Set down all of the data that follows word for word, without the images.

◇ ◇ ◇ ◇

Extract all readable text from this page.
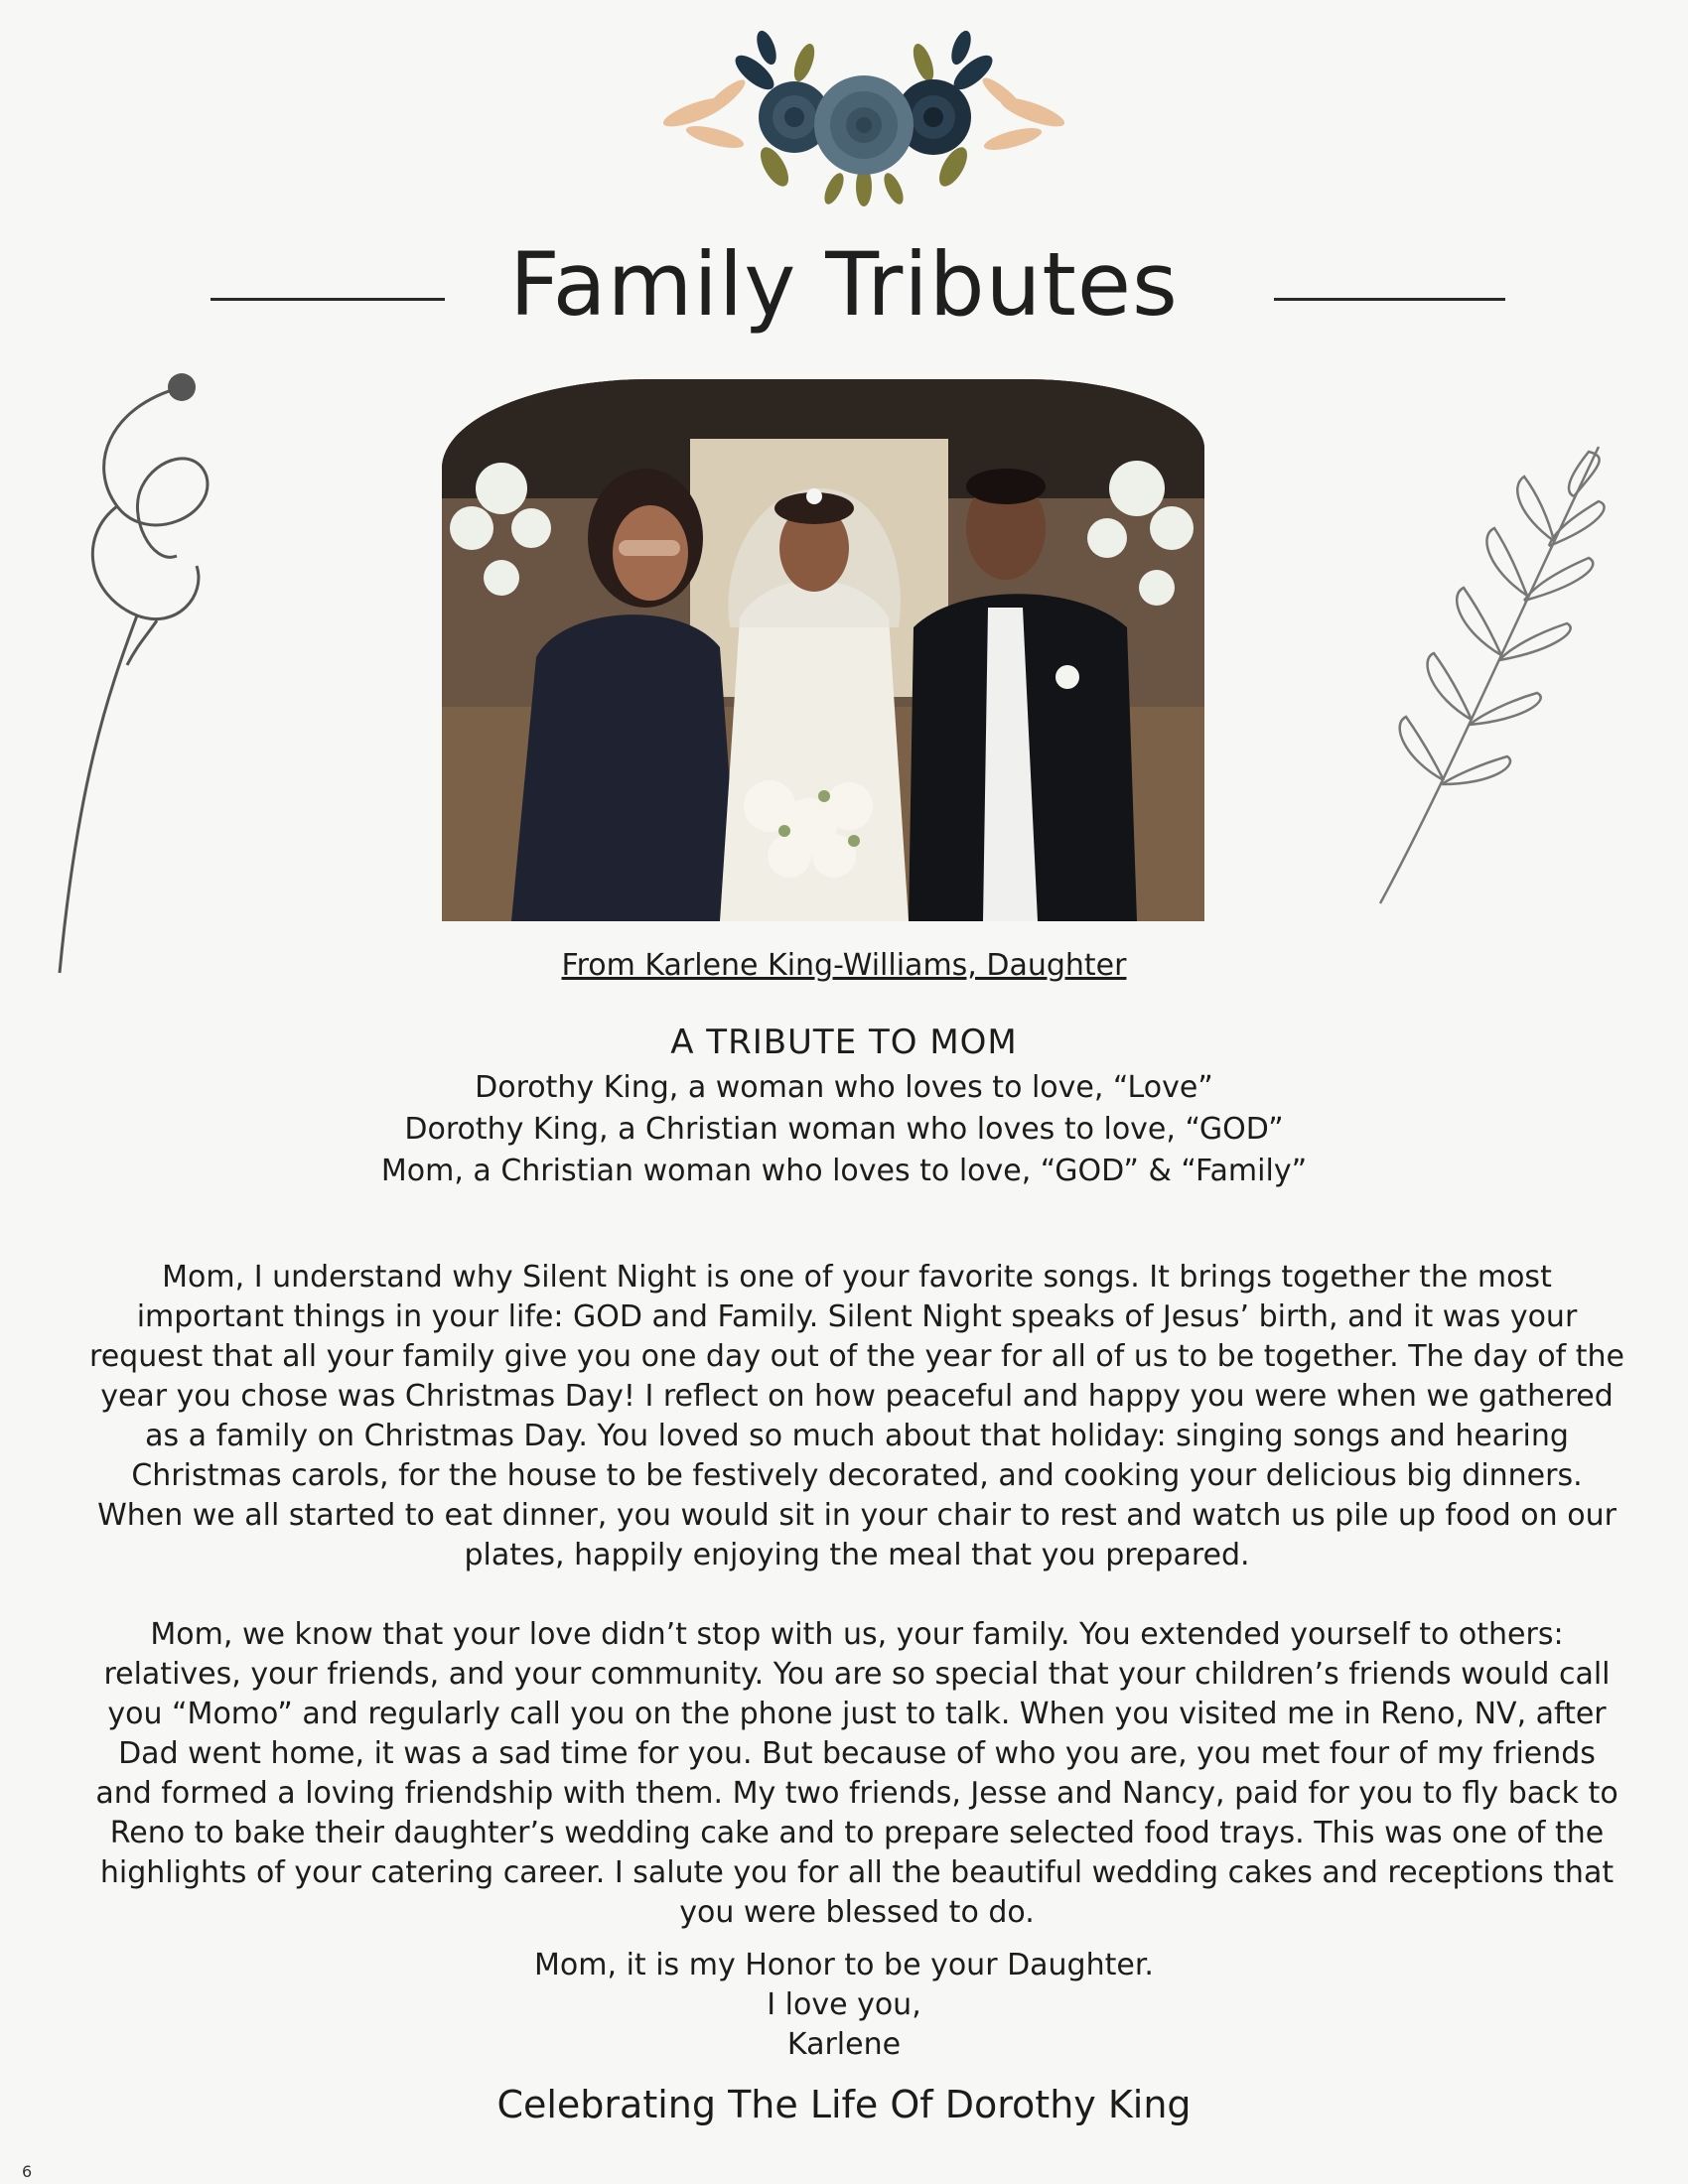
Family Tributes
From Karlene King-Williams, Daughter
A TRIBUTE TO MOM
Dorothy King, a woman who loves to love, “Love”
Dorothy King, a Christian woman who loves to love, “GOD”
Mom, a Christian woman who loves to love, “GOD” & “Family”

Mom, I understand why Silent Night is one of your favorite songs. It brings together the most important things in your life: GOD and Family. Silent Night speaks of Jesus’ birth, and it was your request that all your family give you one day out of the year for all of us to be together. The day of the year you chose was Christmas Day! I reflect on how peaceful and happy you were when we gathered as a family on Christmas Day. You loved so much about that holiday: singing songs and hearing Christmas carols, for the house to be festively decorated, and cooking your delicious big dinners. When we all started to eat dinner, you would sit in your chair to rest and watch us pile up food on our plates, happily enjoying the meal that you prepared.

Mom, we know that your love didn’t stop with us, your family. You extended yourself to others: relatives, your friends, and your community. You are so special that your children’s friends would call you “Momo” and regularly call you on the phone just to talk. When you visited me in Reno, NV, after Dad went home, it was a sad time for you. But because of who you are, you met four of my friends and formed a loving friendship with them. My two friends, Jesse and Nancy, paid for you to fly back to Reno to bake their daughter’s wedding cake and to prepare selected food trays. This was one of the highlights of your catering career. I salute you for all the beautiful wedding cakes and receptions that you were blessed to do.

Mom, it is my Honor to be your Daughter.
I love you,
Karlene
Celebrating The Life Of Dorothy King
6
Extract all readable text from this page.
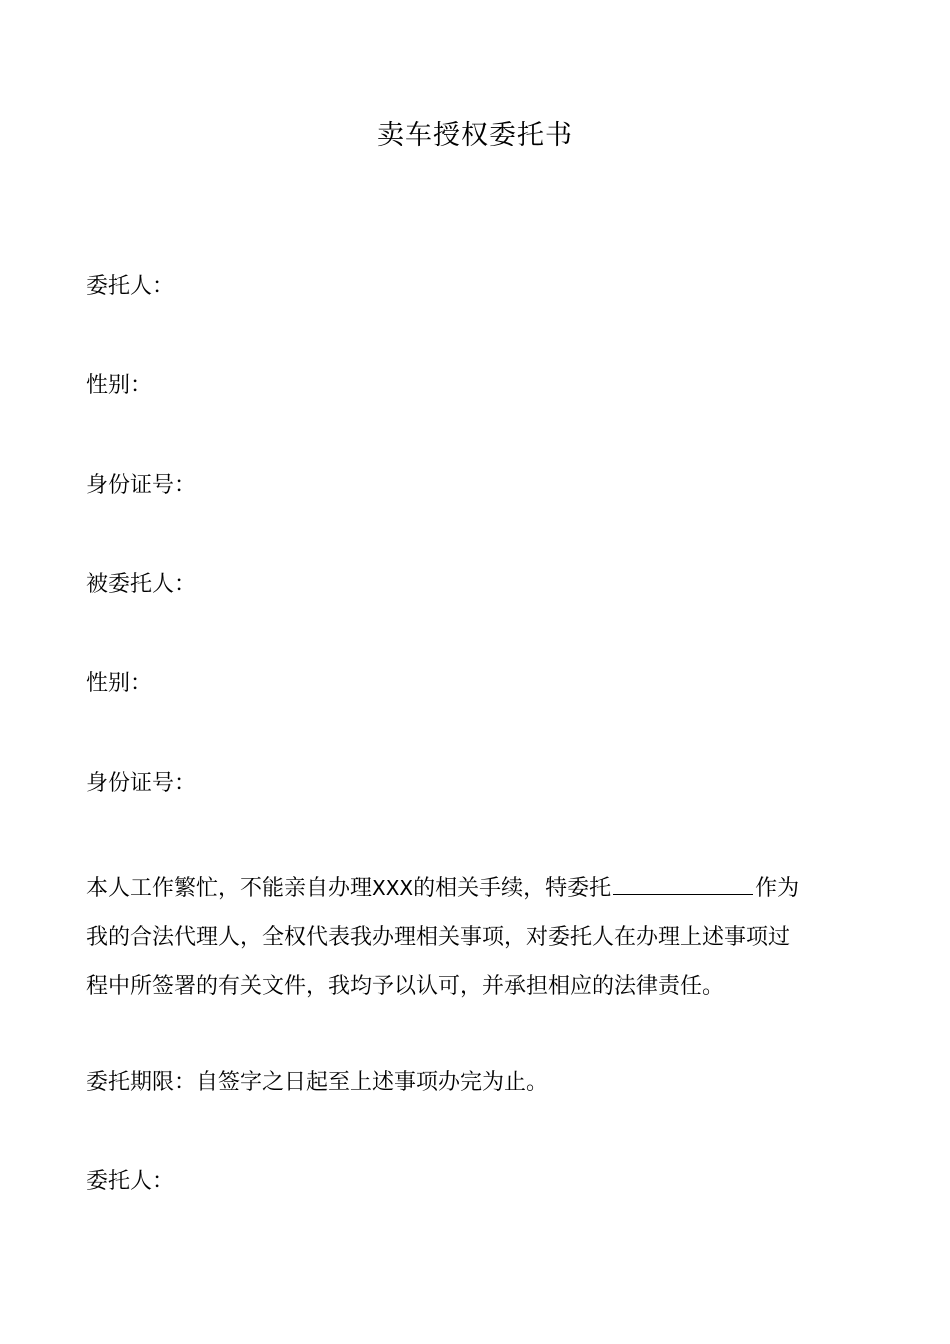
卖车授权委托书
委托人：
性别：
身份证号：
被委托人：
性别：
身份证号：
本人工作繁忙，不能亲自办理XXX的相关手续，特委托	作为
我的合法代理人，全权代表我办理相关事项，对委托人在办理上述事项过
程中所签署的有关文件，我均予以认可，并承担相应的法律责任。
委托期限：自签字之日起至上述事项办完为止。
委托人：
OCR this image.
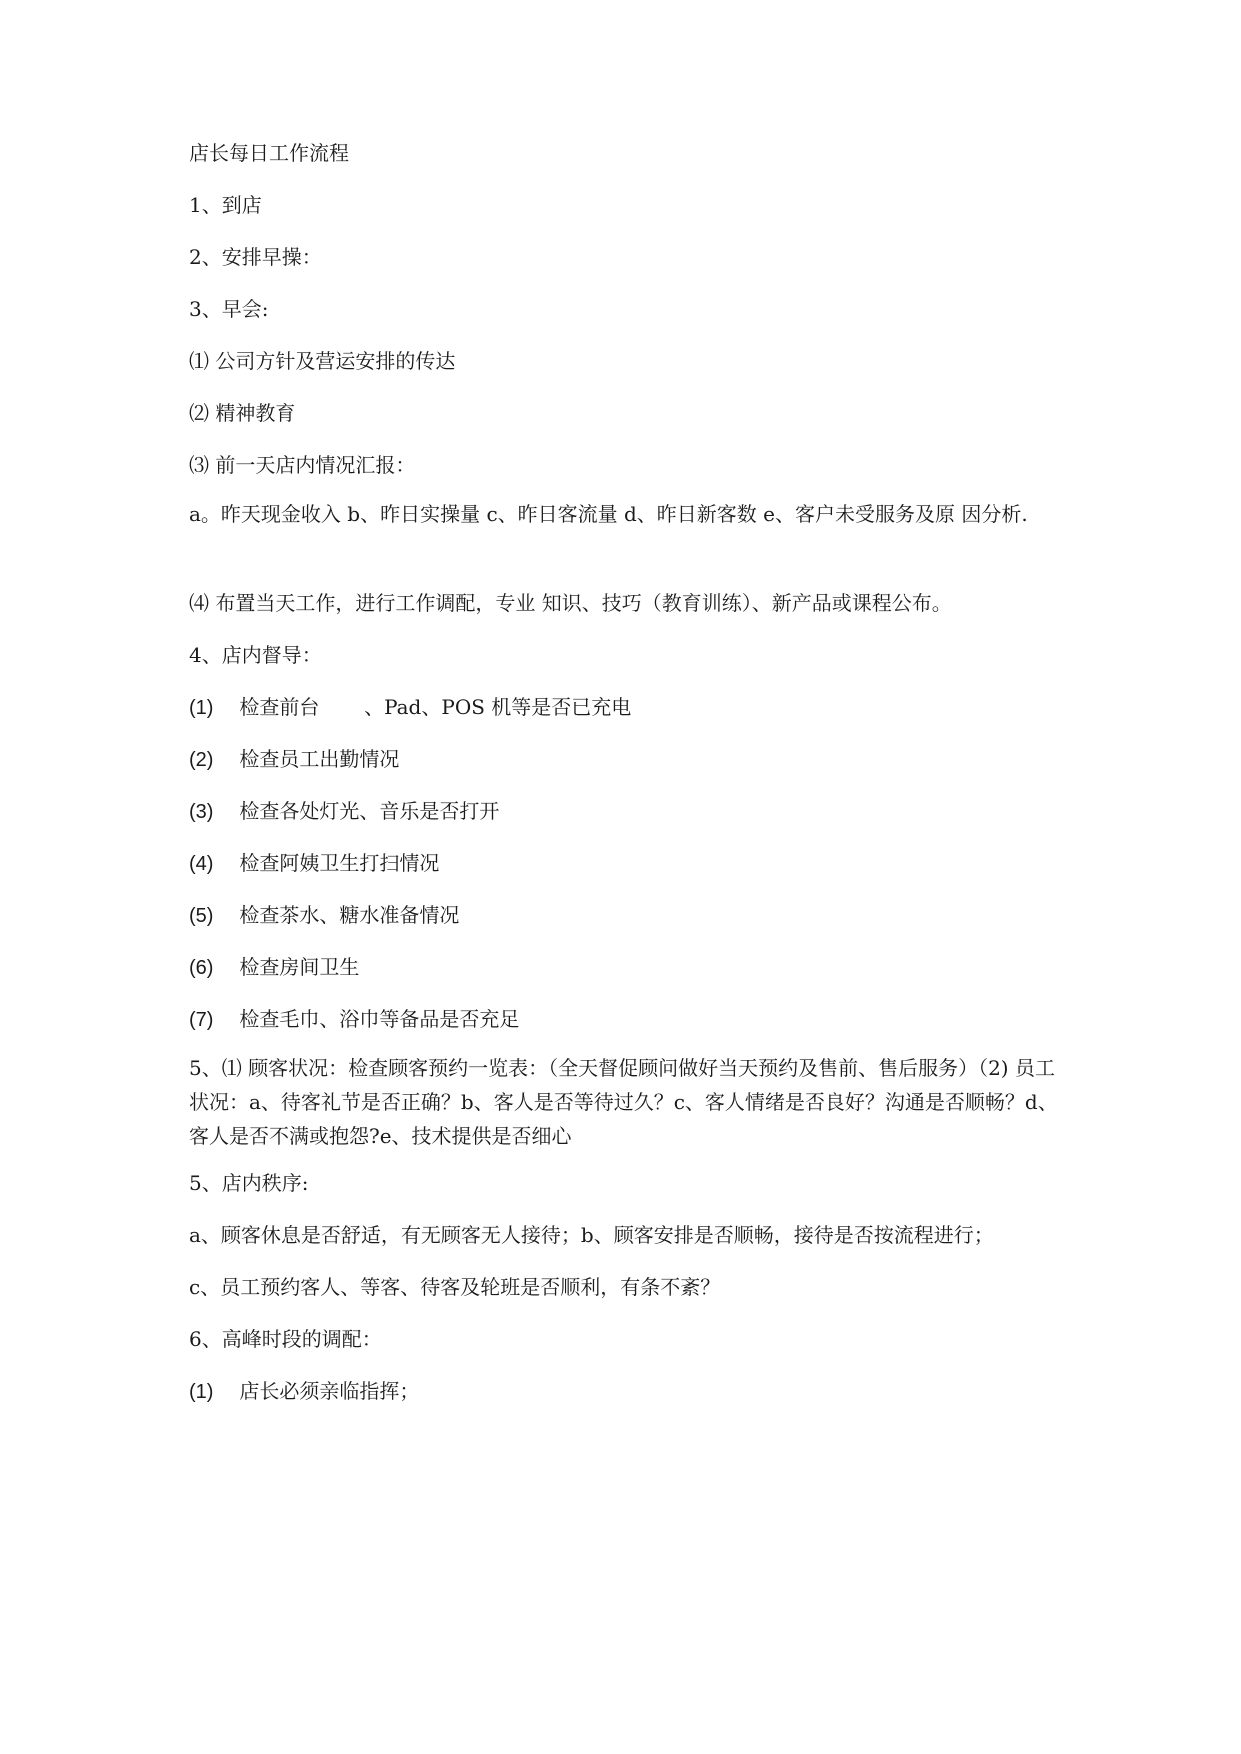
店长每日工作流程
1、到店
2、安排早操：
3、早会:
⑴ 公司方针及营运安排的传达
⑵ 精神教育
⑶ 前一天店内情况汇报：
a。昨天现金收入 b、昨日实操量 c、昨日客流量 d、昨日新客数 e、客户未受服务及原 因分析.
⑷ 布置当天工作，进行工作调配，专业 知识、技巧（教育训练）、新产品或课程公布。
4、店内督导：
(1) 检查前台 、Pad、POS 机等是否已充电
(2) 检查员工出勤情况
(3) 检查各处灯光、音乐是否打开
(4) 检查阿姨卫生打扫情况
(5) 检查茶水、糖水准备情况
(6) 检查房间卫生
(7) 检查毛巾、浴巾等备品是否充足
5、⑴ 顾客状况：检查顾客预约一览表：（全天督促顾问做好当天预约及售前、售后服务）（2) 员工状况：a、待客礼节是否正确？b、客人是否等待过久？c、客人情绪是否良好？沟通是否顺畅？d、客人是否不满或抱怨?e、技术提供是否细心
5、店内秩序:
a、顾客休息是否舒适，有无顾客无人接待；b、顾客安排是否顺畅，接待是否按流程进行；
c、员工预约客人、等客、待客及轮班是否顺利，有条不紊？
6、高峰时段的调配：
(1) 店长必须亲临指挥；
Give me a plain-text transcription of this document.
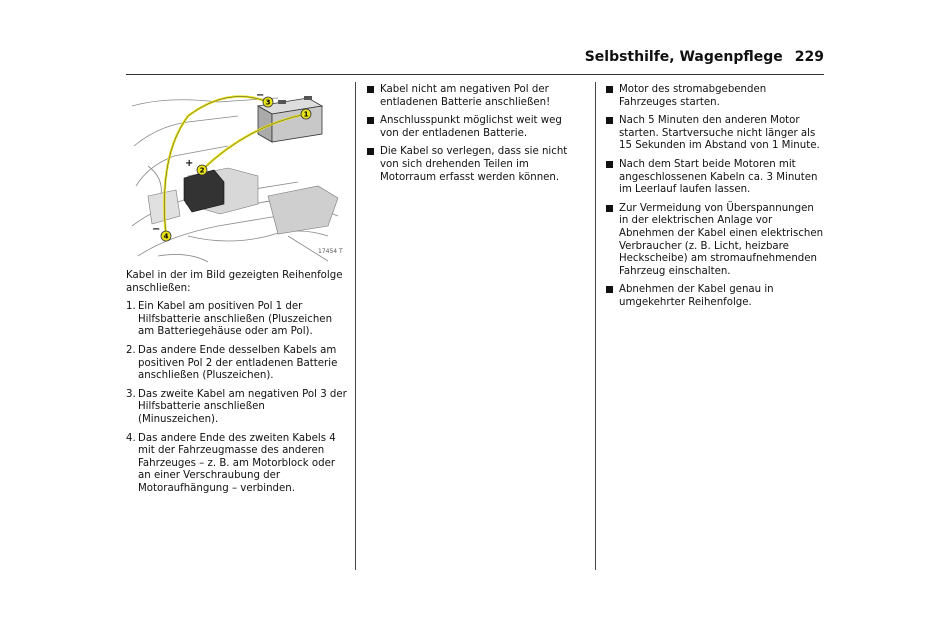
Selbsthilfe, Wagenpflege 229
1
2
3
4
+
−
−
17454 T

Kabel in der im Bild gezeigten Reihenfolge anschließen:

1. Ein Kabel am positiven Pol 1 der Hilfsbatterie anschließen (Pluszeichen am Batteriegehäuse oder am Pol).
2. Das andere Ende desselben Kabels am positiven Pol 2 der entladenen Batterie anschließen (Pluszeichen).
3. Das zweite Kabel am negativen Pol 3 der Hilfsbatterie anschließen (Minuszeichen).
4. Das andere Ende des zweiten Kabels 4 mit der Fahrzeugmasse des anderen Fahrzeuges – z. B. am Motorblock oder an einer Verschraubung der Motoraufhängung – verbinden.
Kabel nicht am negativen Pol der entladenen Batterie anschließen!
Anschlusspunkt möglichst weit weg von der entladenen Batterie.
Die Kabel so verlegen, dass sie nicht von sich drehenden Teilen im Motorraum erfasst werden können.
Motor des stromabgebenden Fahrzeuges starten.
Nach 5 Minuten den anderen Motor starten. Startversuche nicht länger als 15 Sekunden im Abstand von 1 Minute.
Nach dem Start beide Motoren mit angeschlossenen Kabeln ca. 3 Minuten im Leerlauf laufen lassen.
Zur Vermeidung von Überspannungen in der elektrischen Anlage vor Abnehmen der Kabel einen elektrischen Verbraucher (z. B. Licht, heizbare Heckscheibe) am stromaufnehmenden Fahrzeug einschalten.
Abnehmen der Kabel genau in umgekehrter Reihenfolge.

◇ ◇ ◇ ◇

§ **Problem solution**
Extract all readable text from this page.
Family Tributes
From Karlene King-Williams, Daughter
A TRIBUTE TO MOM
Dorothy King, a woman who loves to love, “Love”
Dorothy King, a Christian woman who loves to love, “GOD”
Mom, a Christian woman who loves to love, “GOD” & “Family”

Mom, I understand why Silent Night is one of your favorite songs. It brings together the most important things in your life: GOD and Family. Silent Night speaks of Jesus’ birth, and it was your request that all your family give you one day out of the year for all of us to be together. The day of the year you chose was Christmas Day! I reflect on how peaceful and happy you were when we gathered as a family on Christmas Day. You loved so much about that holiday: singing songs and hearing Christmas carols, for the house to be festively decorated, and cooking your delicious big dinners. When we all started to eat dinner, you would sit in your chair to rest and watch us pile up food on our plates, happily enjoying the meal that you prepared.

Mom, we know that your love didn’t stop with us, your family. You extended yourself to others: relatives, your friends, and your community. You are so special that your children’s friends would call you “Momo” and regularly call you on the phone just to talk. When you visited me in Reno, NV, after Dad went home, it was a sad time for you. But because of who you are, you met four of my friends and formed a loving friendship with them. My two friends, Jesse and Nancy, paid for you to fly back to Reno to bake their daughter’s wedding cake and to prepare selected food trays. This was one of the highlights of your catering career. I salute you for all the beautiful wedding cakes and receptions that you were blessed to do.

Mom, it is my Honor to be your Daughter.
I love you,
Karlene
Celebrating The Life Of Dorothy King
6
Extract all readable text from this page.
卖车授权委托书
委托人：
性别：
身份证号：
被委托人：
性别：
身份证号：
本人工作繁忙，不能亲自办理XXX的相关手续，特委托	作为
我的合法代理人，全权代表我办理相关事项，对委托人在办理上述事项过
程中所签署的有关文件，我均予以认可，并承担相应的法律责任。
委托期限：自签字之日起至上述事项办完为止。
委托人：
OCR this image.
店长每日工作流程
1、到店
2、安排早操：
3、早会:
⑴ 公司方针及营运安排的传达
⑵ 精神教育
⑶ 前一天店内情况汇报：
a。昨天现金收入 b、昨日实操量 c、昨日客流量 d、昨日新客数 e、客户未受服务及原 因分析.
⑷ 布置当天工作，进行工作调配，专业 知识、技巧（教育训练）、新产品或课程公布。
4、店内督导：
(1) 检查前台 、Pad、POS 机等是否已充电
(2) 检查员工出勤情况
(3) 检查各处灯光、音乐是否打开
(4) 检查阿姨卫生打扫情况
(5) 检查茶水、糖水准备情况
(6) 检查房间卫生
(7) 检查毛巾、浴巾等备品是否充足
5、⑴ 顾客状况：检查顾客预约一览表：（全天督促顾问做好当天预约及售前、售后服务）（2) 员工状况：a、待客礼节是否正确？b、客人是否等待过久？c、客人情绪是否良好？沟通是否顺畅？d、客人是否不满或抱怨?e、技术提供是否细心
5、店内秩序:
a、顾客休息是否舒适，有无顾客无人接待；b、顾客安排是否顺畅，接待是否按流程进行；
c、员工预约客人、等客、待客及轮班是否顺利，有条不紊？
6、高峰时段的调配：
(1) 店长必须亲临指挥；
Give me a plain-text transcription of this document.
Selbsthilfe, Wagenpflege 229
1
2
3
4
+
−
−
17454 T

Kabel in der im Bild gezeigten Reihenfolge anschließen:

1. Ein Kabel am positiven Pol 1 der Hilfsbatterie anschließen (Pluszeichen am Batteriegehäuse oder am Pol).
2. Das andere Ende desselben Kabels am positiven Pol 2 der entladenen Batterie anschließen (Pluszeichen).
3. Das zweite Kabel am negativen Pol 3 der Hilfsbatterie anschließen (Minuszeichen).
4. Das andere Ende des zweiten Kabels 4 mit der Fahrzeugmasse des anderen Fahrzeuges – z. B. am Motorblock oder an einer Verschraubung der Motoraufhängung – verbinden.
Kabel nicht am negativen Pol der entladenen Batterie anschließen!
Anschlusspunkt möglichst weit weg von der entladenen Batterie.
Die Kabel so verlegen, dass sie nicht von sich drehenden Teilen im Motorraum erfasst werden können.
Motor des stromabgebenden Fahrzeuges starten.
Nach 5 Minuten den anderen Motor starten. Startversuche nicht länger als 15 Sekunden im Abstand von 1 Minute.
Nach dem Start beide Motoren mit angeschlossenen Kabeln ca. 3 Minuten im Leerlauf laufen lassen.
Zur Vermeidung von Überspannungen in der elektrischen Anlage vor Abnehmen der Kabel einen elektrischen Verbraucher (z. B. Licht, heizbare Heckscheibe) am stromaufnehmenden Fahrzeug einschalten.
Abnehmen der Kabel genau in umgekehrter Reihenfolge.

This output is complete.